*To do:* Transcribe all of the material below word for word and leave out its pictures.

— START Dataset content —

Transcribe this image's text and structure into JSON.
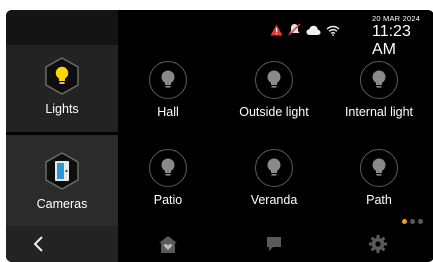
{
  "sidebar": {
    "items": [
      {
        "label": "Lights",
        "icon": "lightbulb-icon",
        "active": false
      },
      {
        "label": "Cameras",
        "icon": "door-camera-icon",
        "active": true
      }
    ]
  },
  "status": {
    "date": "20 MAR 2024",
    "time": "11:23 AM",
    "icons": [
      "alert-triangle-icon",
      "bell-off-icon",
      "cloud-icon",
      "wifi-icon"
    ]
  },
  "tiles": [
    {
      "label": "Hall"
    },
    {
      "label": "Outside light"
    },
    {
      "label": "Internal light"
    },
    {
      "label": "Patio"
    },
    {
      "label": "Veranda"
    },
    {
      "label": "Path"
    }
  ],
  "pager": {
    "total": 3,
    "current": 1
  },
  "colors": {
    "accent": "#f39c1f",
    "alert": "#e53935",
    "bulb_on": "#ffd400",
    "bulb_off": "#8a8a8a"
  },
  "bottom_nav": [
    "back-chevron-icon",
    "home-heart-icon",
    "chat-icon",
    "gear-icon"
  ]
}
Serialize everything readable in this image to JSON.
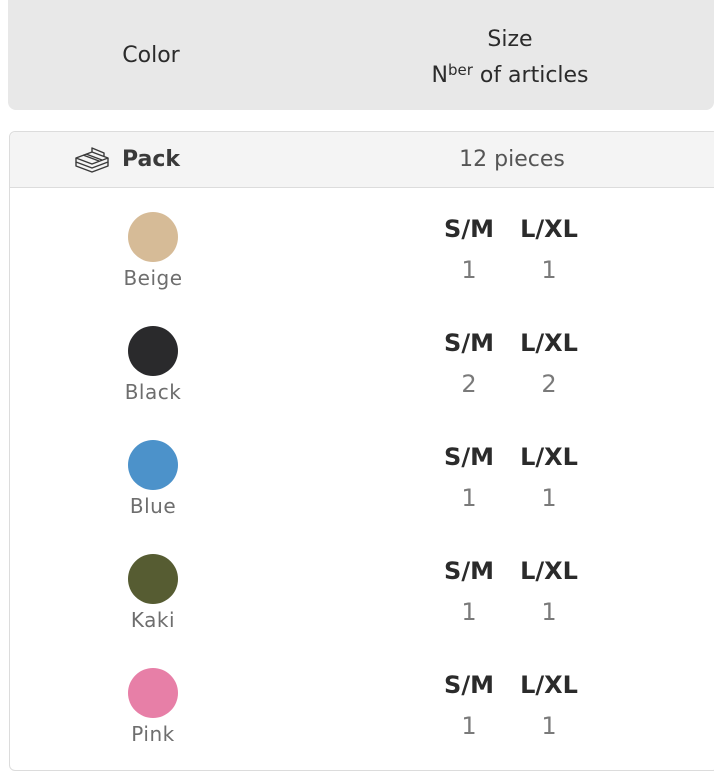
{
  "header": {
    "color_label": "Color",
    "size_label": "Size",
    "count_label_prefix": "N",
    "count_label_sup": "ber",
    "count_label_suffix": " of articles"
  },
  "pack": {
    "icon": "pack-stack-icon",
    "label": "Pack",
    "quantity": "12 pieces"
  },
  "rows": [
    {
      "color_name": "Beige",
      "swatch": "#d6bb97",
      "sizes": [
        {
          "label": "S/M",
          "qty": "1"
        },
        {
          "label": "L/XL",
          "qty": "1"
        }
      ]
    },
    {
      "color_name": "Black",
      "swatch": "#2a2a2c",
      "sizes": [
        {
          "label": "S/M",
          "qty": "2"
        },
        {
          "label": "L/XL",
          "qty": "2"
        }
      ]
    },
    {
      "color_name": "Blue",
      "swatch": "#4c92ca",
      "sizes": [
        {
          "label": "S/M",
          "qty": "1"
        },
        {
          "label": "L/XL",
          "qty": "1"
        }
      ]
    },
    {
      "color_name": "Kaki",
      "swatch": "#565c32",
      "sizes": [
        {
          "label": "S/M",
          "qty": "1"
        },
        {
          "label": "L/XL",
          "qty": "1"
        }
      ]
    },
    {
      "color_name": "Pink",
      "swatch": "#e77fa7",
      "sizes": [
        {
          "label": "S/M",
          "qty": "1"
        },
        {
          "label": "L/XL",
          "qty": "1"
        }
      ]
    }
  ]
}
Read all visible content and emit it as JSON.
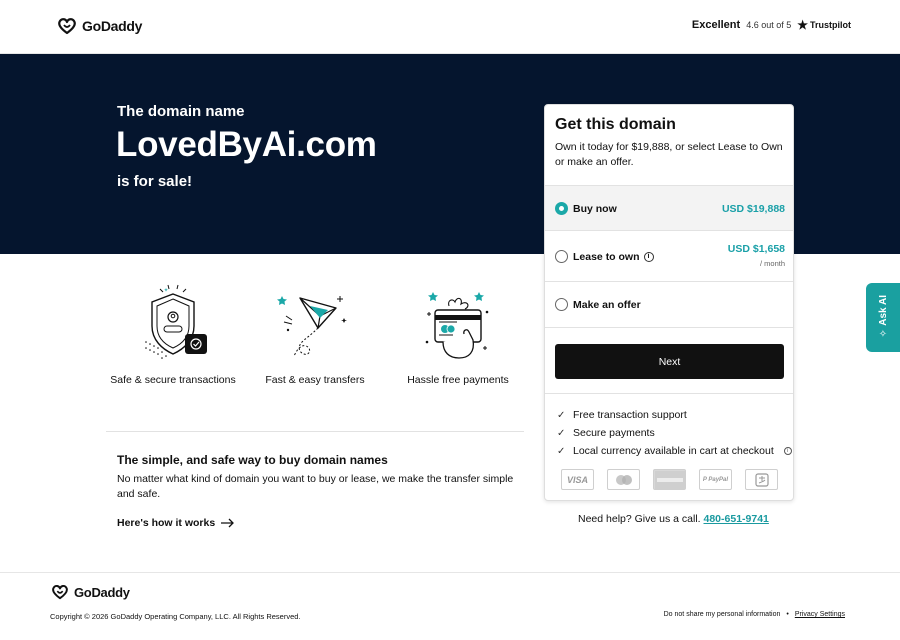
{
  "header": {
    "brand": "GoDaddy",
    "rating_label": "Excellent",
    "rating_score": "4.6 out of 5",
    "rating_provider": "Trustpilot"
  },
  "hero": {
    "pre": "The domain name",
    "domain": "LovedByAi.com",
    "post": "is for sale!"
  },
  "features": [
    {
      "label": "Safe & secure transactions",
      "icon": "shield-icon"
    },
    {
      "label": "Fast & easy transfers",
      "icon": "paper-plane-icon"
    },
    {
      "label": "Hassle free payments",
      "icon": "card-payment-icon"
    }
  ],
  "info": {
    "title": "The simple, and safe way to buy domain names",
    "body": "No matter what kind of domain you want to buy or lease, we make the transfer simple and safe.",
    "link": "Here's how it works"
  },
  "card": {
    "title": "Get this domain",
    "description": "Own it today for $19,888, or select Lease to Own or make an offer.",
    "options": [
      {
        "label": "Buy now",
        "price": "USD $19,888",
        "selected": true
      },
      {
        "label": "Lease to own",
        "price": "USD $1,658",
        "sub": "/ month",
        "selected": false
      },
      {
        "label": "Make an offer",
        "selected": false
      }
    ],
    "next_label": "Next",
    "benefits": [
      "Free transaction support",
      "Secure payments",
      "Local currency available in cart at checkout"
    ],
    "payment_methods": [
      "VISA",
      "Mastercard",
      "American Express",
      "PayPal",
      "Alipay"
    ]
  },
  "help": {
    "text": "Need help? Give us a call.",
    "phone": "480-651-9741"
  },
  "ask_ai": {
    "label": "Ask AI"
  },
  "footer": {
    "brand": "GoDaddy",
    "copyright": "Copyright © 2026 GoDaddy Operating Company, LLC. All Rights Reserved.",
    "do_not_share": "Do not share my personal information",
    "privacy": "Privacy Settings"
  },
  "colors": {
    "hero_bg": "#05152e",
    "accent_teal": "#1aa0a8",
    "button_dark": "#111111"
  }
}
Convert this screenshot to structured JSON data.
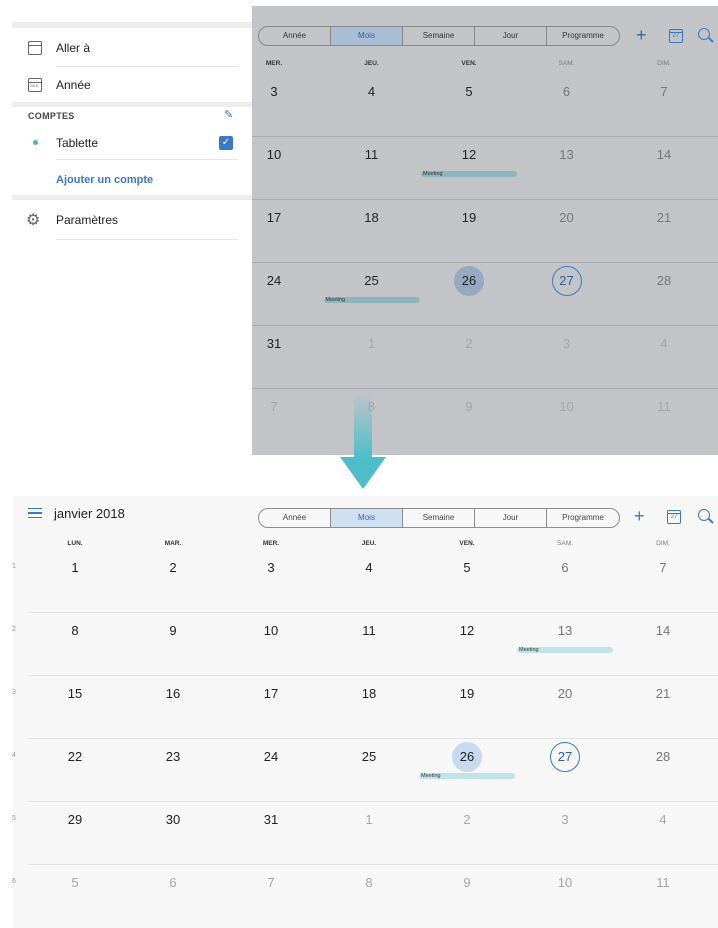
{
  "drawer": {
    "goto_label": "Aller à",
    "year_label": "Année",
    "accounts_section": "COMPTES",
    "account_name": "Tablette",
    "add_account": "Ajouter un compte",
    "settings_label": "Paramètres",
    "year_icon_text": "2018"
  },
  "view_tabs": [
    "Année",
    "Mois",
    "Semaine",
    "Jour",
    "Programme"
  ],
  "active_tab": "Mois",
  "calendar_icon_day": "27",
  "top_calendar": {
    "weekdays": [
      "MER.",
      "JEU.",
      "VEN.",
      "SAM.",
      "DIM."
    ],
    "rows": [
      [
        "3",
        "4",
        "5",
        "6",
        "7"
      ],
      [
        "10",
        "11",
        "12",
        "13",
        "14"
      ],
      [
        "17",
        "18",
        "19",
        "20",
        "21"
      ],
      [
        "24",
        "25",
        "26",
        "27",
        "28"
      ],
      [
        "31",
        "1",
        "2",
        "3",
        "4"
      ],
      [
        "7",
        "8",
        "9",
        "10",
        "11"
      ]
    ],
    "events": [
      {
        "label": "Meeting",
        "row": 1,
        "col": 2
      },
      {
        "label": "Meeting",
        "row": 3,
        "col": 1
      }
    ]
  },
  "bottom_calendar": {
    "month_title": "janvier 2018",
    "weekdays": [
      "LUN.",
      "MAR.",
      "MER.",
      "JEU.",
      "VEN.",
      "SAM.",
      "DIM."
    ],
    "week_numbers": [
      "1",
      "2",
      "3",
      "4",
      "5",
      "6"
    ],
    "rows": [
      [
        "1",
        "2",
        "3",
        "4",
        "5",
        "6",
        "7"
      ],
      [
        "8",
        "9",
        "10",
        "11",
        "12",
        "13",
        "14"
      ],
      [
        "15",
        "16",
        "17",
        "18",
        "19",
        "20",
        "21"
      ],
      [
        "22",
        "23",
        "24",
        "25",
        "26",
        "27",
        "28"
      ],
      [
        "29",
        "30",
        "31",
        "1",
        "2",
        "3",
        "4"
      ],
      [
        "5",
        "6",
        "7",
        "8",
        "9",
        "10",
        "11"
      ]
    ],
    "events": [
      {
        "label": "Meeting",
        "row": 1,
        "col": 5
      },
      {
        "label": "Meeting",
        "row": 3,
        "col": 4
      }
    ]
  },
  "colors": {
    "accent": "#3a78c8",
    "event_bar": "#bfe3ea",
    "event_bar_dim": "#8eb4bd",
    "selected_day": "#c8daf0",
    "selected_day_dim": "#97a9c0",
    "arrow": "#4dbec9"
  }
}
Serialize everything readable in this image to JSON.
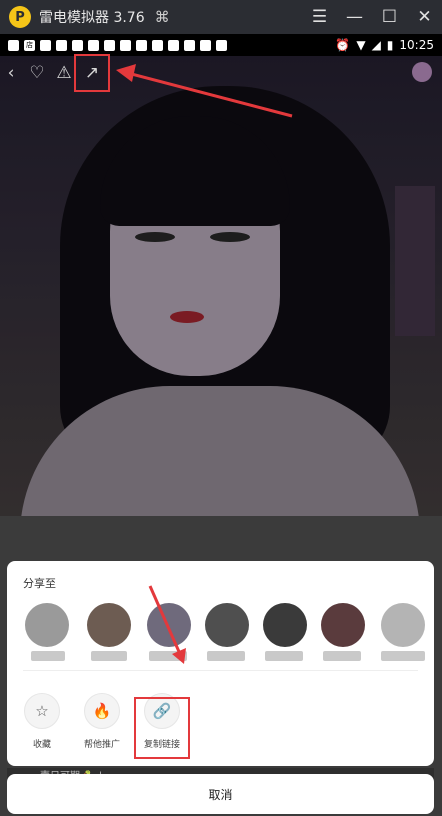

— END Dataset content —

*Answer to the exercise:*
Transcribe this image's text and structure into JSON.
{
  "sidebar": {
    "items": [
      {
        "label": "Lights",
        "icon": "lightbulb-icon",
        "active": false
      },
      {
        "label": "Cameras",
        "icon": "door-camera-icon",
        "active": true
      }
    ]
  },
  "status": {
    "date": "20 MAR 2024",
    "time": "11:23 AM",
    "icons": [
      "alert-triangle-icon",
      "bell-off-icon",
      "cloud-icon",
      "wifi-icon"
    ]
  },
  "tiles": [
    {
      "label": "Hall"
    },
    {
      "label": "Outside light"
    },
    {
      "label": "Internal light"
    },
    {
      "label": "Patio"
    },
    {
      "label": "Veranda"
    },
    {
      "label": "Path"
    }
  ],
  "pager": {
    "total": 3,
    "current": 1
  },
  "colors": {
    "accent": "#f39c1f",
    "alert": "#e53935",
    "bulb_on": "#ffd400",
    "bulb_off": "#8a8a8a"
  },
  "bottom_nav": [
    "back-chevron-icon",
    "home-heart-icon",
    "chat-icon",
    "gear-icon"
  ]
}
Serialize everything readable in this image to JSON.
{
  "header": {
    "color_label": "Color",
    "size_label": "Size",
    "count_label_prefix": "N",
    "count_label_sup": "ber",
    "count_label_suffix": " of articles"
  },
  "pack": {
    "icon": "pack-stack-icon",
    "label": "Pack",
    "quantity": "12 pieces"
  },
  "rows": [
    {
      "color_name": "Beige",
      "swatch": "#d6bb97",
      "sizes": [
        {
          "label": "S/M",
          "qty": "1"
        },
        {
          "label": "L/XL",
          "qty": "1"
        }
      ]
    },
    {
      "color_name": "Black",
      "swatch": "#2a2a2c",
      "sizes": [
        {
          "label": "S/M",
          "qty": "2"
        },
        {
          "label": "L/XL",
          "qty": "2"
        }
      ]
    },
    {
      "color_name": "Blue",
      "swatch": "#4c92ca",
      "sizes": [
        {
          "label": "S/M",
          "qty": "1"
        },
        {
          "label": "L/XL",
          "qty": "1"
        }
      ]
    },
    {
      "color_name": "Kaki",
      "swatch": "#565c32",
      "sizes": [
        {
          "label": "S/M",
          "qty": "1"
        },
        {
          "label": "L/XL",
          "qty": "1"
        }
      ]
    },
    {
      "color_name": "Pink",
      "swatch": "#e77fa7",
      "sizes": [
        {
          "label": "S/M",
          "qty": "1"
        },
        {
          "label": "L/XL",
          "qty": "1"
        }
      ]
    }
  ]
}
Read all visible content and emit it as JSON.
{
  "header": {
    "brand": "GoDaddy",
    "rating_label": "Excellent",
    "rating_score": "4.6 out of 5",
    "rating_provider": "Trustpilot"
  },
  "hero": {
    "pre": "The domain name",
    "domain": "LovedByAi.com",
    "post": "is for sale!"
  },
  "features": [
    {
      "label": "Safe & secure transactions",
      "icon": "shield-icon"
    },
    {
      "label": "Fast & easy transfers",
      "icon": "paper-plane-icon"
    },
    {
      "label": "Hassle free payments",
      "icon": "card-payment-icon"
    }
  ],
  "info": {
    "title": "The simple, and safe way to buy domain names",
    "body": "No matter what kind of domain you want to buy or lease, we make the transfer simple and safe.",
    "link": "Here's how it works"
  },
  "card": {
    "title": "Get this domain",
    "description": "Own it today for $19,888, or select Lease to Own or make an offer.",
    "options": [
      {
        "label": "Buy now",
        "price": "USD $19,888",
        "selected": true
      },
      {
        "label": "Lease to own",
        "price": "USD $1,658",
        "sub": "/ month",
        "selected": false
      },
      {
        "label": "Make an offer",
        "selected": false
      }
    ],
    "next_label": "Next",
    "benefits": [
      "Free transaction support",
      "Secure payments",
      "Local currency available in cart at checkout"
    ],
    "payment_methods": [
      "VISA",
      "Mastercard",
      "American Express",
      "PayPal",
      "Alipay"
    ]
  },
  "help": {
    "text": "Need help? Give us a call.",
    "phone": "480-651-9741"
  },
  "ask_ai": {
    "label": "Ask AI"
  },
  "footer": {
    "brand": "GoDaddy",
    "copyright": "Copyright © 2026 GoDaddy Operating Company, LLC. All Rights Reserved.",
    "do_not_share": "Do not share my personal information",
    "privacy": "Privacy Settings"
  },
  "colors": {
    "hero_bg": "#05152e",
    "accent_teal": "#1aa0a8",
    "button_dark": "#111111"
  }
}
Convert this screenshot to structured JSON data.
{
  "drawer": {
    "goto_label": "Aller à",
    "year_label": "Année",
    "accounts_section": "COMPTES",
    "account_name": "Tablette",
    "add_account": "Ajouter un compte",
    "settings_label": "Paramètres",
    "year_icon_text": "2018"
  },
  "view_tabs": [
    "Année",
    "Mois",
    "Semaine",
    "Jour",
    "Programme"
  ],
  "active_tab": "Mois",
  "calendar_icon_day": "27",
  "top_calendar": {
    "weekdays": [
      "MER.",
      "JEU.",
      "VEN.",
      "SAM.",
      "DIM."
    ],
    "rows": [
      [
        "3",
        "4",
        "5",
        "6",
        "7"
      ],
      [
        "10",
        "11",
        "12",
        "13",
        "14"
      ],
      [
        "17",
        "18",
        "19",
        "20",
        "21"
      ],
      [
        "24",
        "25",
        "26",
        "27",
        "28"
      ],
      [
        "31",
        "1",
        "2",
        "3",
        "4"
      ],
      [
        "7",
        "8",
        "9",
        "10",
        "11"
      ]
    ],
    "events": [
      {
        "label": "Meeting",
        "row": 1,
        "col": 2
      },
      {
        "label": "Meeting",
        "row": 3,
        "col": 1
      }
    ]
  },
  "bottom_calendar": {
    "month_title": "janvier 2018",
    "weekdays": [
      "LUN.",
      "MAR.",
      "MER.",
      "JEU.",
      "VEN.",
      "SAM.",
      "DIM."
    ],
    "week_numbers": [
      "1",
      "2",
      "3",
      "4",
      "5",
      "6"
    ],
    "rows": [
      [
        "1",
        "2",
        "3",
        "4",
        "5",
        "6",
        "7"
      ],
      [
        "8",
        "9",
        "10",
        "11",
        "12",
        "13",
        "14"
      ],
      [
        "15",
        "16",
        "17",
        "18",
        "19",
        "20",
        "21"
      ],
      [
        "22",
        "23",
        "24",
        "25",
        "26",
        "27",
        "28"
      ],
      [
        "29",
        "30",
        "31",
        "1",
        "2",
        "3",
        "4"
      ],
      [
        "5",
        "6",
        "7",
        "8",
        "9",
        "10",
        "11"
      ]
    ],
    "events": [
      {
        "label": "Meeting",
        "row": 1,
        "col": 5
      },
      {
        "label": "Meeting",
        "row": 3,
        "col": 4
      }
    ]
  },
  "colors": {
    "accent": "#3a78c8",
    "event_bar": "#bfe3ea",
    "event_bar_dim": "#8eb4bd",
    "selected_day": "#c8daf0",
    "selected_day_dim": "#97a9c0",
    "arrow": "#4dbec9"
  }
}
Serialize everything readable in this image to JSON.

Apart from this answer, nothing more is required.